• [REQUIREMENT] Select the lines below containing the word "FFmpeg".
______________________________
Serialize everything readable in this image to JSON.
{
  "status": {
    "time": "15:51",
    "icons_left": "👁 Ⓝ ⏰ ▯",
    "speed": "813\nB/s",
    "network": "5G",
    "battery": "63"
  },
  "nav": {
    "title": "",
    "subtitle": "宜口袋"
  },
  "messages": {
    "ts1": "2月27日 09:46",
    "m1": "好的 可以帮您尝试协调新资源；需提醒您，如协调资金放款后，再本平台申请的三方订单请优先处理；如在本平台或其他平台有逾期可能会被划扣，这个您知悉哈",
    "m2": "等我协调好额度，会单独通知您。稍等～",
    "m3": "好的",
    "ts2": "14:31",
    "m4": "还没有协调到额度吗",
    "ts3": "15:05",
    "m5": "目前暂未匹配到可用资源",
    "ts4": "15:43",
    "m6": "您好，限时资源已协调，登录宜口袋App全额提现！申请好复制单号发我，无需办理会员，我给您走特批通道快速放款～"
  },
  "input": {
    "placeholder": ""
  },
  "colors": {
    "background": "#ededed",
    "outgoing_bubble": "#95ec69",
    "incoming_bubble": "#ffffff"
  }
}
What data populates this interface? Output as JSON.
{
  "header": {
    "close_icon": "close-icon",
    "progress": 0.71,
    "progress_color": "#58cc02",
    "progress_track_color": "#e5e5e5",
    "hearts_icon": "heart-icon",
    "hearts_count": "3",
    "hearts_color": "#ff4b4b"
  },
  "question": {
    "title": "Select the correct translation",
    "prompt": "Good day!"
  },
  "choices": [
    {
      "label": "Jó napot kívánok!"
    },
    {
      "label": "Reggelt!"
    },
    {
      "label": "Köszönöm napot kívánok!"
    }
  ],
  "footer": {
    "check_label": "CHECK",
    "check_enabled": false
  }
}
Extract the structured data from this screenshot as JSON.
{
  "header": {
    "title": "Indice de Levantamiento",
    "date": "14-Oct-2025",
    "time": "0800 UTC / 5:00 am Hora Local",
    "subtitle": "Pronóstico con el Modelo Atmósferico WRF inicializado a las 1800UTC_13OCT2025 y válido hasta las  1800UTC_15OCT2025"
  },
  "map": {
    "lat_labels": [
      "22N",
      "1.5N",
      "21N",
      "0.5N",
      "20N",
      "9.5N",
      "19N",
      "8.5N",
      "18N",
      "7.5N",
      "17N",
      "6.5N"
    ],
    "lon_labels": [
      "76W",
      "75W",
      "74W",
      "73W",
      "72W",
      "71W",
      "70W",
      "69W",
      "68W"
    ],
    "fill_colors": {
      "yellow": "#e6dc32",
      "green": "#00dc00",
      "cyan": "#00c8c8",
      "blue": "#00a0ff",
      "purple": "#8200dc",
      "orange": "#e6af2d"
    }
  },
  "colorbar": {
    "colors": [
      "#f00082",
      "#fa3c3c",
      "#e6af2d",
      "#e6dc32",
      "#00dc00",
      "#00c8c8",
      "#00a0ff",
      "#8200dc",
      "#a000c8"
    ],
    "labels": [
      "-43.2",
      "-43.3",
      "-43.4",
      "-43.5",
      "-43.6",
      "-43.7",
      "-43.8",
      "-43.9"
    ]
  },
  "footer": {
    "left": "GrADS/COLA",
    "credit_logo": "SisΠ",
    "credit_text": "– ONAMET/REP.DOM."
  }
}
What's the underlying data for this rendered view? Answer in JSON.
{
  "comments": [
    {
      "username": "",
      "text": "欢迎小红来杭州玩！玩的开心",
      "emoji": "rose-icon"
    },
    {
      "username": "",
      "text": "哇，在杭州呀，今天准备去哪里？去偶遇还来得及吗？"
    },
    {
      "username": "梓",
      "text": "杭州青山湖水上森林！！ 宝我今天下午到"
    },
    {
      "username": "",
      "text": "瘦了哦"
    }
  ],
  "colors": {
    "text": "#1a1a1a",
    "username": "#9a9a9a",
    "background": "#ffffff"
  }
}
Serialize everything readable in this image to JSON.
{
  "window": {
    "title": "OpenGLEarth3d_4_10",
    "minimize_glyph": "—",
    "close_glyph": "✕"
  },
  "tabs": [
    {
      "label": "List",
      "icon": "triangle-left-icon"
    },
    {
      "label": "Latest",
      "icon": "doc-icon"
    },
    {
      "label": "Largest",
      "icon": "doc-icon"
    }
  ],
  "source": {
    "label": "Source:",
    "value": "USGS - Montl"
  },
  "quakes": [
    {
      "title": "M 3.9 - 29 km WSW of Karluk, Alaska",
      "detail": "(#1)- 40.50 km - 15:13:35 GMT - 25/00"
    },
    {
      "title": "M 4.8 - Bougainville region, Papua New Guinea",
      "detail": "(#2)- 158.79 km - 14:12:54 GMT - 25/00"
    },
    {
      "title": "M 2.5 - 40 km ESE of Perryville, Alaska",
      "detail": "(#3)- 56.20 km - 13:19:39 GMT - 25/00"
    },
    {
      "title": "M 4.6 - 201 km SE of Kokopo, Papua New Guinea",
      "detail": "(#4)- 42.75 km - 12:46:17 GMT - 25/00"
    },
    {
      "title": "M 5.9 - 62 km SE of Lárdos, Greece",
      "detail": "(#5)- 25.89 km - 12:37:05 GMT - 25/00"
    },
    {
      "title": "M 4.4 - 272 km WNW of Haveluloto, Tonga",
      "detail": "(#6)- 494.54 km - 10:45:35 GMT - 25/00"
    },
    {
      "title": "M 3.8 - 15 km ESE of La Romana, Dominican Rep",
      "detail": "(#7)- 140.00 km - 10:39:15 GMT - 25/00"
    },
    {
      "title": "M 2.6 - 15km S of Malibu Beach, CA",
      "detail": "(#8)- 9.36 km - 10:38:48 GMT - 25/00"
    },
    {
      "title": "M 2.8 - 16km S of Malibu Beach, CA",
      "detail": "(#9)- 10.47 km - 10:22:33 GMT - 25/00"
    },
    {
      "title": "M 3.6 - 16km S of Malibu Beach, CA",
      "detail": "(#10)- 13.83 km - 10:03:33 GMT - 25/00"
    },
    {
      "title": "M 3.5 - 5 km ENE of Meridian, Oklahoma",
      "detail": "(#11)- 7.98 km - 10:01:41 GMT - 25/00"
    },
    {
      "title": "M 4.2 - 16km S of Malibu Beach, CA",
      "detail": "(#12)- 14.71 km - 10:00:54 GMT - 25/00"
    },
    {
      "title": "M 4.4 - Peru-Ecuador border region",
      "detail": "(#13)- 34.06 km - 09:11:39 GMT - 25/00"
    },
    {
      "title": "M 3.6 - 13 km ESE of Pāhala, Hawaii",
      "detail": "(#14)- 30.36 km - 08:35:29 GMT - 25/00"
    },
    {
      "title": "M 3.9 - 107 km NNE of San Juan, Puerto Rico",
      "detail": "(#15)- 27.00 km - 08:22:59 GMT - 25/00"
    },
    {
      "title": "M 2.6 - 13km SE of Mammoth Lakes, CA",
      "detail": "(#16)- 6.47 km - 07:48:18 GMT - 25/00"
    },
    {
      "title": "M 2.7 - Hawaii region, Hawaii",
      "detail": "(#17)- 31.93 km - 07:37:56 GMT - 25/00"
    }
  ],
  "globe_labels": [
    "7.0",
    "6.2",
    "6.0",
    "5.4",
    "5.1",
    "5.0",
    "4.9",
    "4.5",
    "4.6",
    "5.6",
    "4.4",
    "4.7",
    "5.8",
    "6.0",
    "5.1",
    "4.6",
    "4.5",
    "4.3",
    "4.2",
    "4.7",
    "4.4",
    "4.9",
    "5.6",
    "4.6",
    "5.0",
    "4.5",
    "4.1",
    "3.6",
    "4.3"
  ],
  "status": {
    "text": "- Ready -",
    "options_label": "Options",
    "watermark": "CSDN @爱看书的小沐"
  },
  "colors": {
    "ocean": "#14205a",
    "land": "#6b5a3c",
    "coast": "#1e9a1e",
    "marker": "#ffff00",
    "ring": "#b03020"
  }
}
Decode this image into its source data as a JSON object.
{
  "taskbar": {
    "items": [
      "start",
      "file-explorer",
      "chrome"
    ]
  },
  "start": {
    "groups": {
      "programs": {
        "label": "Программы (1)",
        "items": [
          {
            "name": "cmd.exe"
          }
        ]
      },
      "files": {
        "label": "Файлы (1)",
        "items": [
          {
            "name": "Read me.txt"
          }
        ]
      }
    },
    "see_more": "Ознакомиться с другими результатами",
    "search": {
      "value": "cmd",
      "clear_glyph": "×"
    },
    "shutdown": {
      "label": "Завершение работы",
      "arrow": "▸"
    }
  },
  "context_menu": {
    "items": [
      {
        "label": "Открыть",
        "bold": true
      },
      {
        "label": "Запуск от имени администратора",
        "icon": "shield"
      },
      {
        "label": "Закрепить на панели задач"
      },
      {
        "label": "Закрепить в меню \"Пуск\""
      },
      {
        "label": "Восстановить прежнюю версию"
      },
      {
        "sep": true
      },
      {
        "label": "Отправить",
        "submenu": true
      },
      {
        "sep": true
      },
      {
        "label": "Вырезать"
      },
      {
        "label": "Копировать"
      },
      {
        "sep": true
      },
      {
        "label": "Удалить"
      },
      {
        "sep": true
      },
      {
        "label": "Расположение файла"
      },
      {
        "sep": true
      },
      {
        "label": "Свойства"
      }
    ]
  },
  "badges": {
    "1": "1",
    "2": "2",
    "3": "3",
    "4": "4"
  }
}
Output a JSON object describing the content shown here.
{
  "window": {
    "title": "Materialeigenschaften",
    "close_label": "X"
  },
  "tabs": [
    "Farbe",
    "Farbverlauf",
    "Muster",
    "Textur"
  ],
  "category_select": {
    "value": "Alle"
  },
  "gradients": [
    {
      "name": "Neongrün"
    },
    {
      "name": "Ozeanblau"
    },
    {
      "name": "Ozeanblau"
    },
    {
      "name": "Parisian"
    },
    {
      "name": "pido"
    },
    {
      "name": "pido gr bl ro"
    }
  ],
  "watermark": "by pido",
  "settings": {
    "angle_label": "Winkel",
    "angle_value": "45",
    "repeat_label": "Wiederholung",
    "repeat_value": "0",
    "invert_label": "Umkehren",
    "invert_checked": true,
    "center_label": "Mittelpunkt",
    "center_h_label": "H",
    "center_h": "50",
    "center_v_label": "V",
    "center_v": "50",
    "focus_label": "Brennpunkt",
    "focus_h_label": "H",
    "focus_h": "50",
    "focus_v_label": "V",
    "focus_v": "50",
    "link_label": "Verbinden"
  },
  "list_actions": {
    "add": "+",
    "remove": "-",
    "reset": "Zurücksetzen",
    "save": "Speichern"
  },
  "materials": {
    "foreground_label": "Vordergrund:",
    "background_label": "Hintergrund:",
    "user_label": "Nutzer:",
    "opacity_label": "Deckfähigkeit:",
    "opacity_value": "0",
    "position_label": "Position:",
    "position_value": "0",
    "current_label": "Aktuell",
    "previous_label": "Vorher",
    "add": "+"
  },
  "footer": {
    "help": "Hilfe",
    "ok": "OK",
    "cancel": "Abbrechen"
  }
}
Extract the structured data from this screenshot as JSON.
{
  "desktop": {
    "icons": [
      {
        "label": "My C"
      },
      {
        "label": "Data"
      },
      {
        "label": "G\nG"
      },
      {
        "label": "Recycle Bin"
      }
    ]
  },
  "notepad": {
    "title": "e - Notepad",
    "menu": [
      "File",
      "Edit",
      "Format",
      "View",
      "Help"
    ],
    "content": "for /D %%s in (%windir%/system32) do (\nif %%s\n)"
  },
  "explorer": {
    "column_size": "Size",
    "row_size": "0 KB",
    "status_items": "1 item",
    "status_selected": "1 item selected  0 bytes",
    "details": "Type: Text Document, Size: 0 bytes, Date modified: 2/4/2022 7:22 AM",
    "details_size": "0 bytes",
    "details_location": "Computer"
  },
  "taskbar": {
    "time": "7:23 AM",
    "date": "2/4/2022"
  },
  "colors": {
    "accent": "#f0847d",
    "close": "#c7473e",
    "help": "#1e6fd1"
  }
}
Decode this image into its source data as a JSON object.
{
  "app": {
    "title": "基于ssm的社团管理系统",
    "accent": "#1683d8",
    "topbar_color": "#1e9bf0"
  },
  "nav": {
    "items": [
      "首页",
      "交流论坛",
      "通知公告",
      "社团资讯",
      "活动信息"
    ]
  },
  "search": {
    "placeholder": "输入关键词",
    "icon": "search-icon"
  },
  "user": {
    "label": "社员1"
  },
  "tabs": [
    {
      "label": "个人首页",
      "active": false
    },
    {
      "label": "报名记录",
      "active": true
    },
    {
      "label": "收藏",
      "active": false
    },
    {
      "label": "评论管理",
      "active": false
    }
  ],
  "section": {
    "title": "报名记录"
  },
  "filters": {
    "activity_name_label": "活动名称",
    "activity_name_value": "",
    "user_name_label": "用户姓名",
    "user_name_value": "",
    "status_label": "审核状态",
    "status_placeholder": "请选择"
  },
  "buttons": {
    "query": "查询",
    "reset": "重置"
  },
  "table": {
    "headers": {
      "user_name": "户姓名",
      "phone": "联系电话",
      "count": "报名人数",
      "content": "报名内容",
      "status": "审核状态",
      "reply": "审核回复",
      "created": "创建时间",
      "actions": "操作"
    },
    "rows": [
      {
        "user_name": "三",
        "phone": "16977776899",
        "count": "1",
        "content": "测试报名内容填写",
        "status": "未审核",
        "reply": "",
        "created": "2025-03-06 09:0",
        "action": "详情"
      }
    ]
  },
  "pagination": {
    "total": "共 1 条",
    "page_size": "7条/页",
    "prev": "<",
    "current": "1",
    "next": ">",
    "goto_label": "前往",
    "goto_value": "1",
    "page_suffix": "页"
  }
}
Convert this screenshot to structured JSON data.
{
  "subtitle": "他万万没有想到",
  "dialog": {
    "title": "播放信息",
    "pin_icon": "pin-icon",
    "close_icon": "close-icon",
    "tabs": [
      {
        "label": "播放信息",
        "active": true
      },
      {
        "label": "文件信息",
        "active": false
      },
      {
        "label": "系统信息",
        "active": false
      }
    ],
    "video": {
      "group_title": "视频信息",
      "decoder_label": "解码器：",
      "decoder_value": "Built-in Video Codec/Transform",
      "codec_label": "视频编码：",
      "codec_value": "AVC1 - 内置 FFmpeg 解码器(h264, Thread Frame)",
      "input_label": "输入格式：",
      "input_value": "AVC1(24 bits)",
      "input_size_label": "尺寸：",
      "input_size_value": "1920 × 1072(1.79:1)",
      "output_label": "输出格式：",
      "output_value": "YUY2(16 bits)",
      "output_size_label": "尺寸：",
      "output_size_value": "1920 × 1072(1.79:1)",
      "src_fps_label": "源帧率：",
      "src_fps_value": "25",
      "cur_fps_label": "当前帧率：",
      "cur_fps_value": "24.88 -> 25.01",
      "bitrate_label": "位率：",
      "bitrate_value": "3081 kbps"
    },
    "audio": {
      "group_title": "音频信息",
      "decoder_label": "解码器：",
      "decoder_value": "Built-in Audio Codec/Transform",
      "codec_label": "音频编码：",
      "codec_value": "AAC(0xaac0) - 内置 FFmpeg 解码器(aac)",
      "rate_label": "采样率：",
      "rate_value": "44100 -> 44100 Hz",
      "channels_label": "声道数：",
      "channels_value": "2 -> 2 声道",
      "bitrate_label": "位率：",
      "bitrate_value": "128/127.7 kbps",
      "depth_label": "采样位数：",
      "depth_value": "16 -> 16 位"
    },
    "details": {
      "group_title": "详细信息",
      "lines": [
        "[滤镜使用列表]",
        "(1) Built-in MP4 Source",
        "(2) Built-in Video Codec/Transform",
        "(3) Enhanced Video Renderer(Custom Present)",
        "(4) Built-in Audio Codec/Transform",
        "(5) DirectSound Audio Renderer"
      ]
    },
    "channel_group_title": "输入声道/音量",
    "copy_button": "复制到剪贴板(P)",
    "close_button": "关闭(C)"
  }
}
______________________________
• [CORRECT ANSWER]
      "codec_value": "AVC1 - 内置 FFmpeg 解码器(h264, Thread Frame)",
      "codec_value": "AAC(0xaac0) - 内置 FFmpeg 解码器(aac)",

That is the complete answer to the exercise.